* _Exercise directions_
Reproduce all entries verbatim, with nothing added or dropped.

─── Records for the task ───

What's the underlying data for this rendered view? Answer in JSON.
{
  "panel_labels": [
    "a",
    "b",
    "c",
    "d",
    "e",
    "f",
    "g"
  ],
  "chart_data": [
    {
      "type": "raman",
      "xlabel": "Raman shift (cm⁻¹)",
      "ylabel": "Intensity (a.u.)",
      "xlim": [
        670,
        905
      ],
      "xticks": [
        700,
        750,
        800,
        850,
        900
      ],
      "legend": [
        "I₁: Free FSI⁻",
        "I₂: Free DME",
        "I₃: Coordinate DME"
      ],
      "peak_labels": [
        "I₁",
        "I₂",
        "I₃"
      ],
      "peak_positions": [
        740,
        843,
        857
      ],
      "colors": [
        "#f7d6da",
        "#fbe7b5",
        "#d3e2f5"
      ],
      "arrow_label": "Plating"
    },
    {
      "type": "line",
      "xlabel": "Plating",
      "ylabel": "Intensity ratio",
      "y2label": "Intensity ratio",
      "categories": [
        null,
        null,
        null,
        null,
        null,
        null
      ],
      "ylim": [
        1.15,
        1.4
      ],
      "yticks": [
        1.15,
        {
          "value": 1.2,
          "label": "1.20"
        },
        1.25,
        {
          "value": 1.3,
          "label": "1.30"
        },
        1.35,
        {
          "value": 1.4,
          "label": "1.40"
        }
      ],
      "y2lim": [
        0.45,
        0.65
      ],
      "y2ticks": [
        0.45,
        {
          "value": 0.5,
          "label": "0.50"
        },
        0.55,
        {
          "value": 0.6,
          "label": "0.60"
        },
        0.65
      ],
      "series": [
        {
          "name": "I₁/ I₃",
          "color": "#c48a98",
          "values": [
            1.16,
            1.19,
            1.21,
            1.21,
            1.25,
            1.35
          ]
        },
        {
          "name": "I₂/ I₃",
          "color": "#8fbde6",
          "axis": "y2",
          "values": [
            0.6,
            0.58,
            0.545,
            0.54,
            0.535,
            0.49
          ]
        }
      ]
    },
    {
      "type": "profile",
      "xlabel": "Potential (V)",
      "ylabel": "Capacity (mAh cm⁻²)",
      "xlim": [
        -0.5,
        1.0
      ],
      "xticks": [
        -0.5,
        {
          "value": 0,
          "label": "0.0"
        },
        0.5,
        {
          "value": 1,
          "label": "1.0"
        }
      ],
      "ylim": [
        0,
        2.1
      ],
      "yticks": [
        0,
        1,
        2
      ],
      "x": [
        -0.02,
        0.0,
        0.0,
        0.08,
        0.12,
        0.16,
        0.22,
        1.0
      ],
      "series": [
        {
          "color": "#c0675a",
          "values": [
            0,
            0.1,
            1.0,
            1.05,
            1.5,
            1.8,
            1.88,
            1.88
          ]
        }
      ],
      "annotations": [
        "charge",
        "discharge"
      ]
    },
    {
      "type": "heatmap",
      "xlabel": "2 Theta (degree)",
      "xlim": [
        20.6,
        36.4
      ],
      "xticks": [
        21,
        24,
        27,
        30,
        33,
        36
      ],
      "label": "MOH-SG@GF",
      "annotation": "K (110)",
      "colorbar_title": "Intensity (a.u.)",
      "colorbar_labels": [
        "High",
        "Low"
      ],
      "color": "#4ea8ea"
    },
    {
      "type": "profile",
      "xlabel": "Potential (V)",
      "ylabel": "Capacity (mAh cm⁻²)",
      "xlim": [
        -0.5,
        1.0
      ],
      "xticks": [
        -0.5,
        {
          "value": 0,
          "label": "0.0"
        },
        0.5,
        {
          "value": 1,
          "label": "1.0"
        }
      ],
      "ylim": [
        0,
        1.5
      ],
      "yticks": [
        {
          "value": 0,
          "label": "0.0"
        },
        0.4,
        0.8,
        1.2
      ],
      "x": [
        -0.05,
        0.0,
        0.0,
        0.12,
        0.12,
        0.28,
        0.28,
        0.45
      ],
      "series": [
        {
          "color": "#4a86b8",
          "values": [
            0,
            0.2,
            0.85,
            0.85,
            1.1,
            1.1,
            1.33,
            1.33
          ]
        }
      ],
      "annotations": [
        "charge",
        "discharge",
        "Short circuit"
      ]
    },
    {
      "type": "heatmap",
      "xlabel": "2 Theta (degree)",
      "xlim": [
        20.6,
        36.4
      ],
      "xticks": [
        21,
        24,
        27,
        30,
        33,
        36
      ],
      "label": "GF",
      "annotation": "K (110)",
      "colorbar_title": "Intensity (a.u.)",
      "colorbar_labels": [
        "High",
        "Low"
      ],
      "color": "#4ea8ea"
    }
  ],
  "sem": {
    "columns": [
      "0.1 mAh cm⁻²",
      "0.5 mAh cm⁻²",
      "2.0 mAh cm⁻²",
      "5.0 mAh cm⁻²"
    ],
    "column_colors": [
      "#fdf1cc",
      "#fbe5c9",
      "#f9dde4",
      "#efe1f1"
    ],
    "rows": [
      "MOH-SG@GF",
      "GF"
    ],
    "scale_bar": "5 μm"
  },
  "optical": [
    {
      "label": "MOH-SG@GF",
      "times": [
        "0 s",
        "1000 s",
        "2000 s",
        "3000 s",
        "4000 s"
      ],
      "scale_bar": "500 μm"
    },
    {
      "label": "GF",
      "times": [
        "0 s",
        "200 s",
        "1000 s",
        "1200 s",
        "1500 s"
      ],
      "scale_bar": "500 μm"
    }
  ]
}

───

* _Completed task_
What's the underlying data for this rendered view? Answer in JSON.
{
  "panel_labels": [
    "a",
    "b",
    "c",
    "d",
    "e",
    "f",
    "g"
  ],
  "chart_data": [
    {
      "type": "raman",
      "xlabel": "Raman shift (cm⁻¹)",
      "ylabel": "Intensity (a.u.)",
      "xlim": [
        670,
        905
      ],
      "xticks": [
        700,
        750,
        800,
        850,
        900
      ],
      "legend": [
        "I₁: Free FSI⁻",
        "I₂: Free DME",
        "I₃: Coordinate DME"
      ],
      "peak_labels": [
        "I₁",
        "I₂",
        "I₃"
      ],
      "peak_positions": [
        740,
        843,
        857
      ],
      "colors": [
        "#f7d6da",
        "#fbe7b5",
        "#d3e2f5"
      ],
      "arrow_label": "Plating"
    },
    {
      "type": "line",
      "xlabel": "Plating",
      "ylabel": "Intensity ratio",
      "y2label": "Intensity ratio",
      "categories": [
        null,
        null,
        null,
        null,
        null,
        null
      ],
      "ylim": [
        1.15,
        1.4
      ],
      "yticks": [
        1.15,
        {
          "value": 1.2,
          "label": "1.20"
        },
        1.25,
        {
          "value": 1.3,
          "label": "1.30"
        },
        1.35,
        {
          "value": 1.4,
          "label": "1.40"
        }
      ],
      "y2lim": [
        0.45,
        0.65
      ],
      "y2ticks": [
        0.45,
        {
          "value": 0.5,
          "label": "0.50"
        },
        0.55,
        {
          "value": 0.6,
          "label": "0.60"
        },
        0.65
      ],
      "series": [
        {
          "name": "I₁/ I₃",
          "color": "#c48a98",
          "values": [
            1.16,
            1.19,
            1.21,
            1.21,
            1.25,
            1.35
          ]
        },
        {
          "name": "I₂/ I₃",
          "color": "#8fbde6",
          "axis": "y2",
          "values": [
            0.6,
            0.58,
            0.545,
            0.54,
            0.535,
            0.49
          ]
        }
      ]
    },
    {
      "type": "profile",
      "xlabel": "Potential (V)",
      "ylabel": "Capacity (mAh cm⁻²)",
      "xlim": [
        -0.5,
        1.0
      ],
      "xticks": [
        -0.5,
        {
          "value": 0,
          "label": "0.0"
        },
        0.5,
        {
          "value": 1,
          "label": "1.0"
        }
      ],
      "ylim": [
        0,
        2.1
      ],
      "yticks": [
        0,
        1,
        2
      ],
      "x": [
        -0.02,
        0.0,
        0.0,
        0.08,
        0.12,
        0.16,
        0.22,
        1.0
      ],
      "series": [
        {
          "color": "#c0675a",
          "values": [
            0,
            0.1,
            1.0,
            1.05,
            1.5,
            1.8,
            1.88,
            1.88
          ]
        }
      ],
      "annotations": [
        "charge",
        "discharge"
      ]
    },
    {
      "type": "heatmap",
      "xlabel": "2 Theta (degree)",
      "xlim": [
        20.6,
        36.4
      ],
      "xticks": [
        21,
        24,
        27,
        30,
        33,
        36
      ],
      "label": "MOH-SG@GF",
      "annotation": "K (110)",
      "colorbar_title": "Intensity (a.u.)",
      "colorbar_labels": [
        "High",
        "Low"
      ],
      "color": "#4ea8ea"
    },
    {
      "type": "profile",
      "xlabel": "Potential (V)",
      "ylabel": "Capacity (mAh cm⁻²)",
      "xlim": [
        -0.5,
        1.0
      ],
      "xticks": [
        -0.5,
        {
          "value": 0,
          "label": "0.0"
        },
        0.5,
        {
          "value": 1,
          "label": "1.0"
        }
      ],
      "ylim": [
        0,
        1.5
      ],
      "yticks": [
        {
          "value": 0,
          "label": "0.0"
        },
        0.4,
        0.8,
        1.2
      ],
      "x": [
        -0.05,
        0.0,
        0.0,
        0.12,
        0.12,
        0.28,
        0.28,
        0.45
      ],
      "series": [
        {
          "color": "#4a86b8",
          "values": [
            0,
            0.2,
            0.85,
            0.85,
            1.1,
            1.1,
            1.33,
            1.33
          ]
        }
      ],
      "annotations": [
        "charge",
        "discharge",
        "Short circuit"
      ]
    },
    {
      "type": "heatmap",
      "xlabel": "2 Theta (degree)",
      "xlim": [
        20.6,
        36.4
      ],
      "xticks": [
        21,
        24,
        27,
        30,
        33,
        36
      ],
      "label": "GF",
      "annotation": "K (110)",
      "colorbar_title": "Intensity (a.u.)",
      "colorbar_labels": [
        "High",
        "Low"
      ],
      "color": "#4ea8ea"
    }
  ],
  "sem": {
    "columns": [
      "0.1 mAh cm⁻²",
      "0.5 mAh cm⁻²",
      "2.0 mAh cm⁻²",
      "5.0 mAh cm⁻²"
    ],
    "column_colors": [
      "#fdf1cc",
      "#fbe5c9",
      "#f9dde4",
      "#efe1f1"
    ],
    "rows": [
      "MOH-SG@GF",
      "GF"
    ],
    "scale_bar": "5 μm"
  },
  "optical": [
    {
      "label": "MOH-SG@GF",
      "times": [
        "0 s",
        "1000 s",
        "2000 s",
        "3000 s",
        "4000 s"
      ],
      "scale_bar": "500 μm"
    },
    {
      "label": "GF",
      "times": [
        "0 s",
        "200 s",
        "1000 s",
        "1200 s",
        "1500 s"
      ],
      "scale_bar": "500 μm"
    }
  ]
}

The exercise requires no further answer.